*Prompt:*
Quote this listing word for word, everything from the line that contains "horizontalschnitt-drawing xyxy=(35,593,421,794)" down to the line that contains "horizontal-caption-bar xyxy=(35,793,421,809)", including both of those lines.

Items from a data source:
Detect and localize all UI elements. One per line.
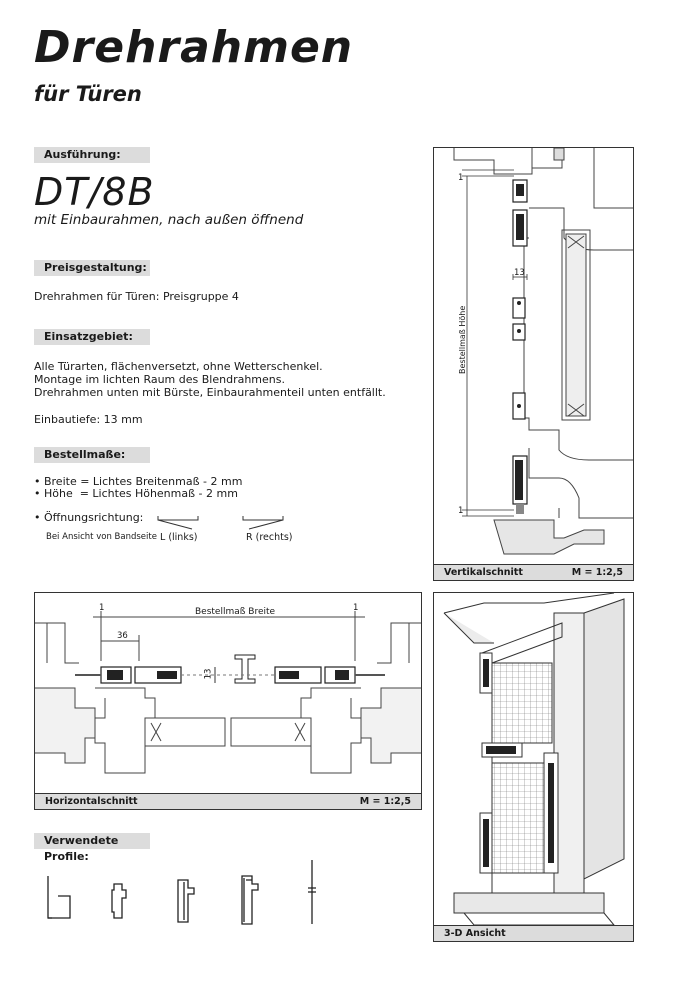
horizontalschnitt-drawing xyxy=(35,593,421,794)
profile-1 xyxy=(48,876,70,918)
vertikal-scale: M = 1:2,5 xyxy=(571,567,623,578)
model-name: DT/8B xyxy=(34,170,155,214)
ansicht3d-caption: 3-D Ansicht xyxy=(444,928,506,939)
horizontal-scale: M = 1:2,5 xyxy=(359,796,411,807)
page-title: Drehrahmen xyxy=(34,22,354,73)
direction-left-label: L (links) xyxy=(160,532,198,543)
profile-2 xyxy=(112,884,126,918)
einsatz-line-2: Montage im lichten Raum des Blendrahmens. xyxy=(34,373,285,386)
bestell-ansicht: Bei Ansicht von Bandseite xyxy=(46,532,157,542)
section-label-bestell: Bestellmaße: xyxy=(34,447,150,463)
einsatz-line-1: Alle Türarten, flächenversetzt, ohne Wetterschenkel. xyxy=(34,360,323,373)
horizontal-dim-1-right: 1 xyxy=(353,603,359,613)
vertikal-dim-1-top: 1 xyxy=(458,173,464,183)
model-description: mit Einbaurahmen, nach außen öffnend xyxy=(34,212,304,228)
horizontal-dim-1-left: 1 xyxy=(99,603,105,613)
vertikalschnitt-panel xyxy=(433,147,634,581)
ansicht3d-panel xyxy=(433,592,634,942)
section-label-preis: Preisgestaltung: xyxy=(34,260,150,276)
vertikal-caption-bar xyxy=(434,564,633,580)
vertikal-caption: Vertikalschnitt xyxy=(444,567,523,578)
section-label-ausfuehrung: Ausführung: xyxy=(34,147,150,163)
profile-4 xyxy=(242,876,258,924)
direction-right-label: R (rechts) xyxy=(246,532,293,543)
profile-3 xyxy=(178,880,194,922)
bestell-hoehe: • Höhe = Lichtes Höhenmaß - 2 mm xyxy=(34,487,238,500)
ansicht3d-drawing xyxy=(434,593,633,926)
horizontalschnitt-panel xyxy=(34,592,422,810)
bestell-breite: • Breite = Lichtes Breitenmaß - 2 mm xyxy=(34,475,243,488)
horizontal-caption-bar xyxy=(35,793,421,809)
section-label-profile: Verwendete Profile: xyxy=(34,833,150,849)
vertikal-dim-13: 13 xyxy=(514,268,525,278)
vertikal-dim-1-bottom: 1 xyxy=(458,506,464,516)
section-label-einsatz: Einsatzgebiet: xyxy=(34,329,150,345)
bestell-oeffnung: • Öffnungsrichtung: xyxy=(34,511,144,524)
einsatz-line-3: Drehrahmen unten mit Bürste, Einbaurahmenteil unten entfällt. xyxy=(34,386,386,399)
horizontal-dim-13: 13 xyxy=(203,668,214,680)
horizontal-caption: Horizontalschnitt xyxy=(45,796,138,807)
einbautiefe-text: Einbautiefe: 13 mm xyxy=(34,413,143,426)
vertikal-dim-label: Bestellmaß Höhe xyxy=(458,305,467,374)
ansicht3d-caption-bar xyxy=(434,925,633,941)
page-subtitle: für Türen xyxy=(34,82,142,106)
horizontal-dim-36: 36 xyxy=(117,631,128,641)
preis-text: Drehrahmen für Türen: Preisgruppe 4 xyxy=(34,290,239,303)
horizontal-dim-label: Bestellmaß Breite xyxy=(195,607,276,617)
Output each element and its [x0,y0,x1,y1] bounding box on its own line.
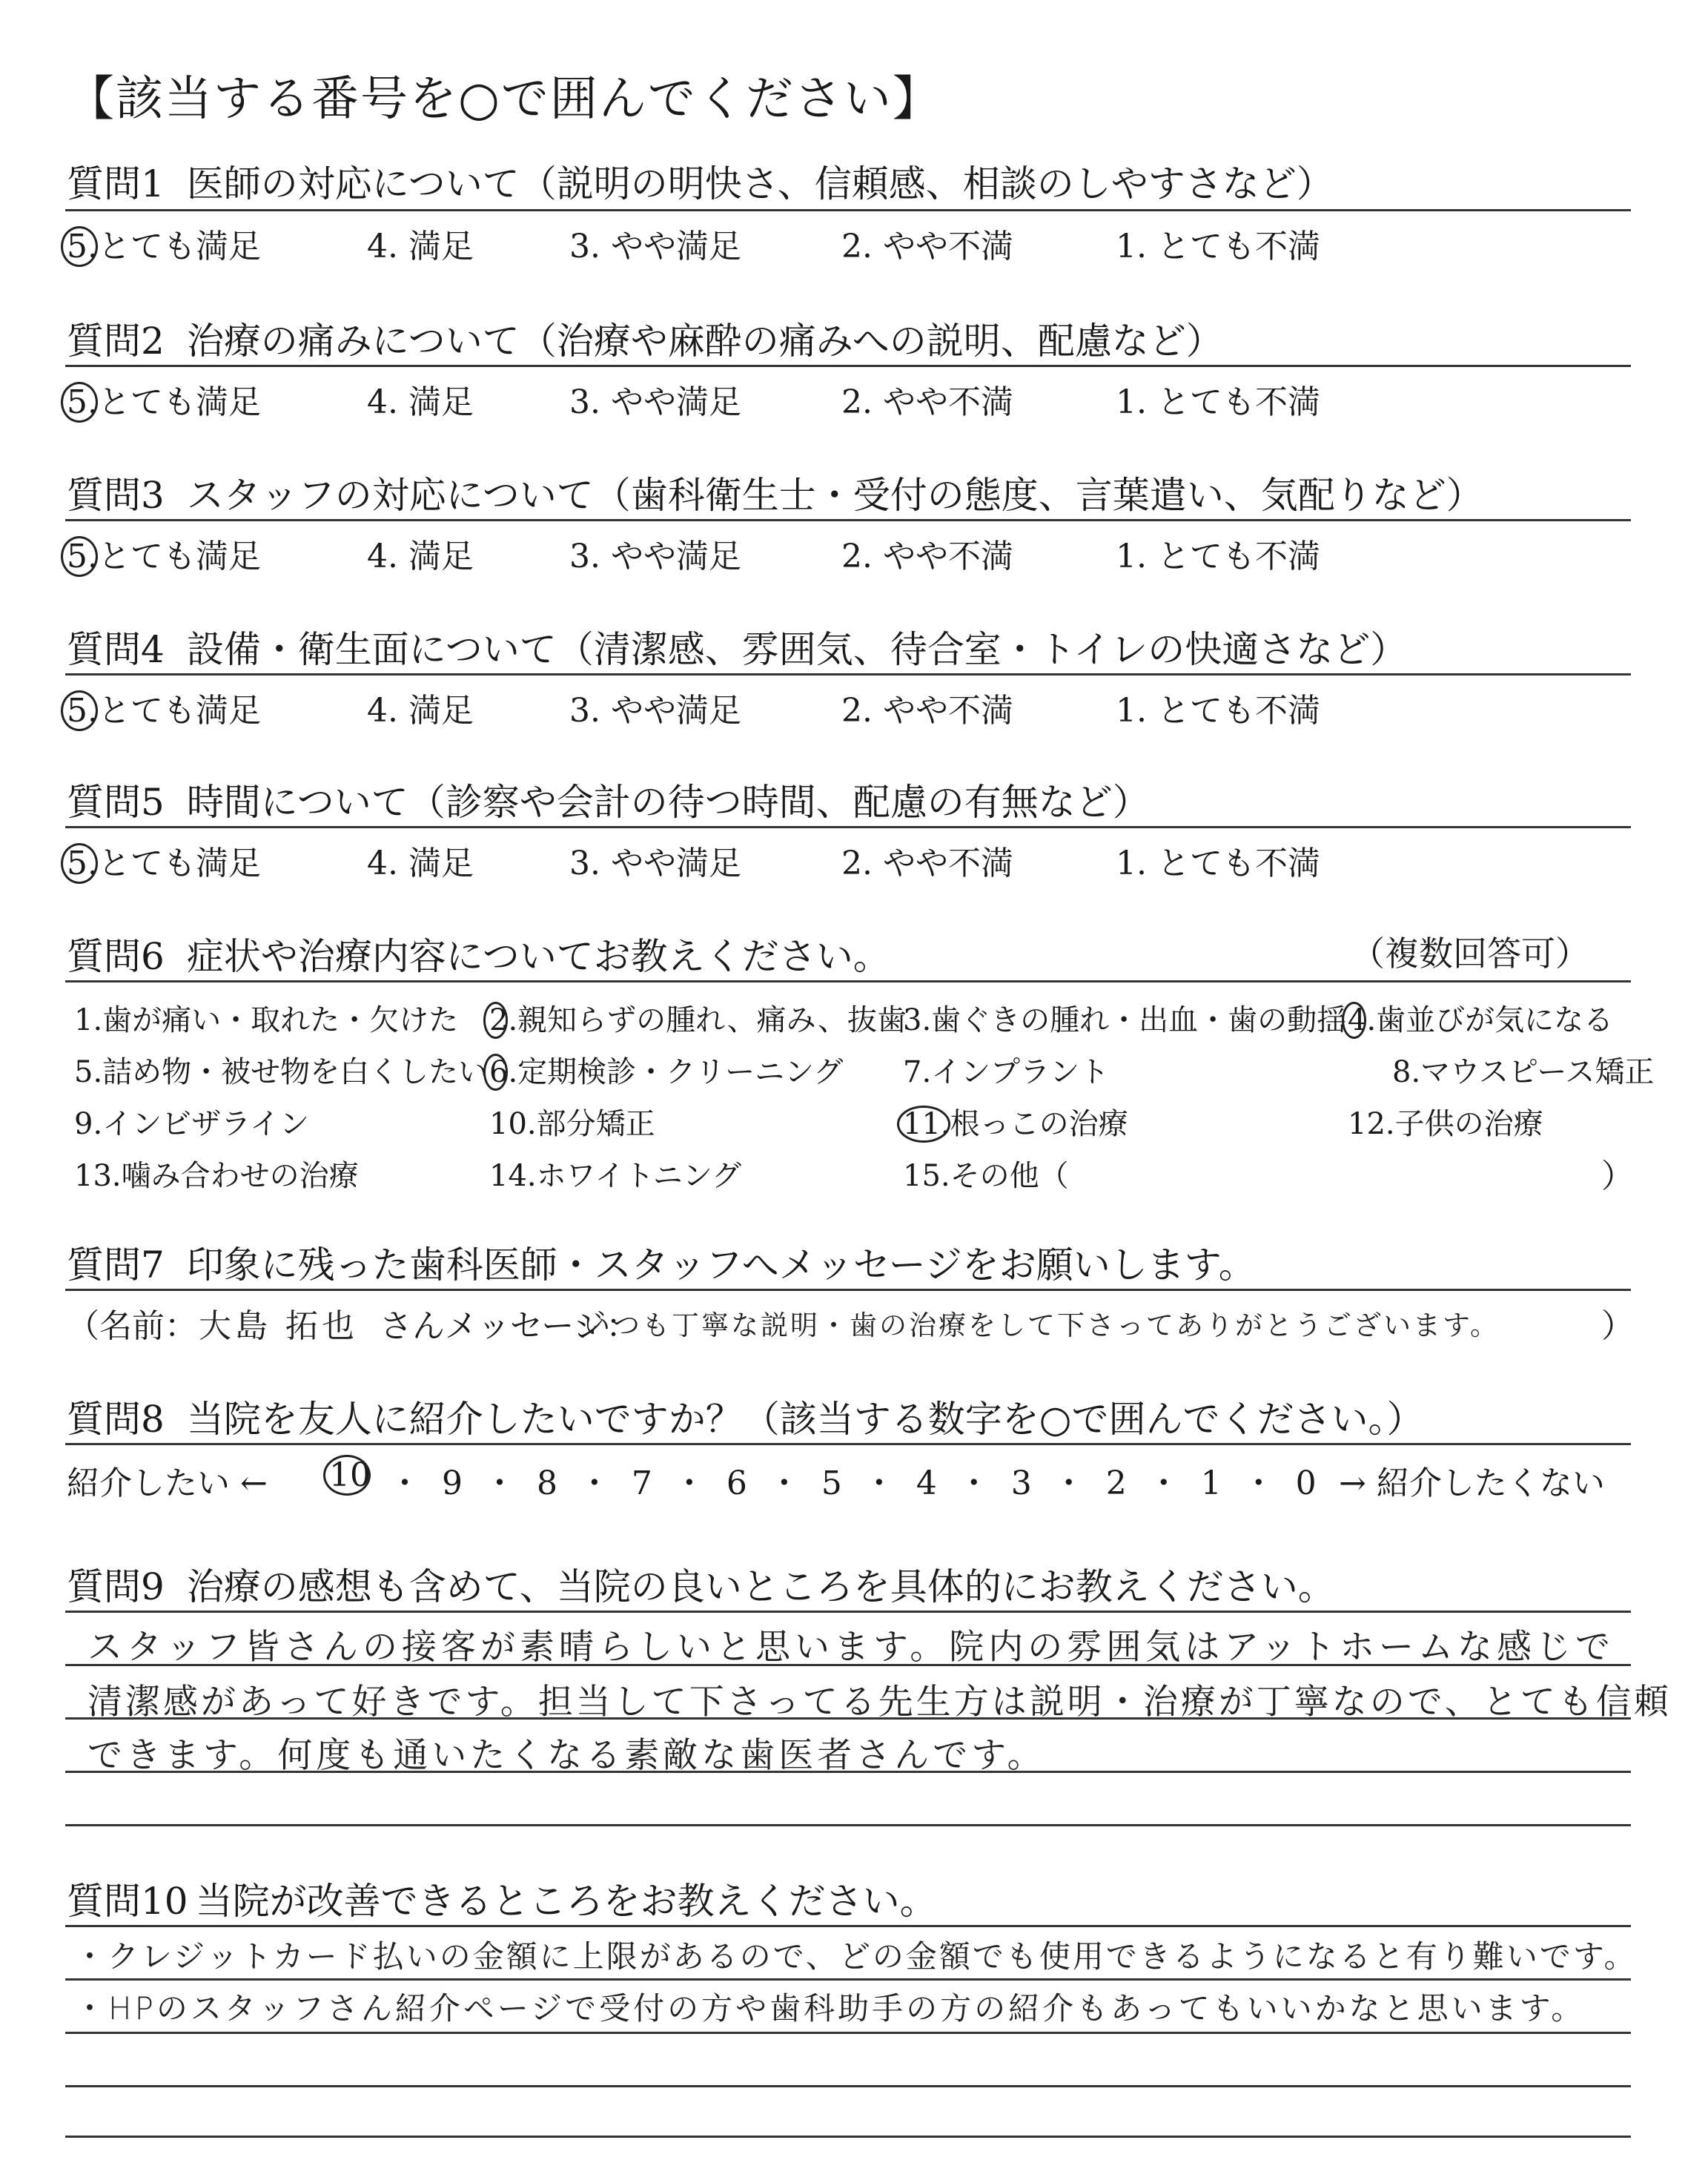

*Response to the exercise:*
horizontalschnitt-drawing xyxy=(35,593,421,794)
profile-1 xyxy=(48,876,70,918)
vertikal-scale: M = 1:2,5 xyxy=(571,567,623,578)
model-name: DT/8B xyxy=(34,170,155,214)
ansicht3d-caption: 3-D Ansicht xyxy=(444,928,506,939)
horizontal-scale: M = 1:2,5 xyxy=(359,796,411,807)
page-title: Drehrahmen xyxy=(34,22,354,73)
direction-left-label: L (links) xyxy=(160,532,198,543)
profile-2 xyxy=(112,884,126,918)
einsatz-line-2: Montage im lichten Raum des Blendrahmens. xyxy=(34,373,285,386)
bestell-ansicht: Bei Ansicht von Bandseite xyxy=(46,532,157,542)
section-label-bestell: Bestellmaße: xyxy=(34,447,150,463)
einsatz-line-1: Alle Türarten, flächenversetzt, ohne Wetterschenkel. xyxy=(34,360,323,373)
horizontal-dim-1-right: 1 xyxy=(353,603,359,613)
vertikal-dim-1-top: 1 xyxy=(458,173,464,183)
model-description: mit Einbaurahmen, nach außen öffnend xyxy=(34,212,304,228)
horizontal-dim-1-left: 1 xyxy=(99,603,105,613)
vertikalschnitt-panel xyxy=(433,147,634,581)
ansicht3d-panel xyxy=(433,592,634,942)
section-label-preis: Preisgestaltung: xyxy=(34,260,150,276)
vertikal-caption-bar xyxy=(434,564,633,580)
vertikal-caption: Vertikalschnitt xyxy=(444,567,523,578)
section-label-ausfuehrung: Ausführung: xyxy=(34,147,150,163)
profile-4 xyxy=(242,876,258,924)
direction-right-label: R (rechts) xyxy=(246,532,293,543)
profile-3 xyxy=(178,880,194,922)
bestell-hoehe: • Höhe = Lichtes Höhenmaß - 2 mm xyxy=(34,487,238,500)
ansicht3d-drawing xyxy=(434,593,633,926)
horizontalschnitt-panel xyxy=(34,592,422,810)
bestell-breite: • Breite = Lichtes Breitenmaß - 2 mm xyxy=(34,475,243,488)
horizontal-caption-bar xyxy=(35,793,421,809)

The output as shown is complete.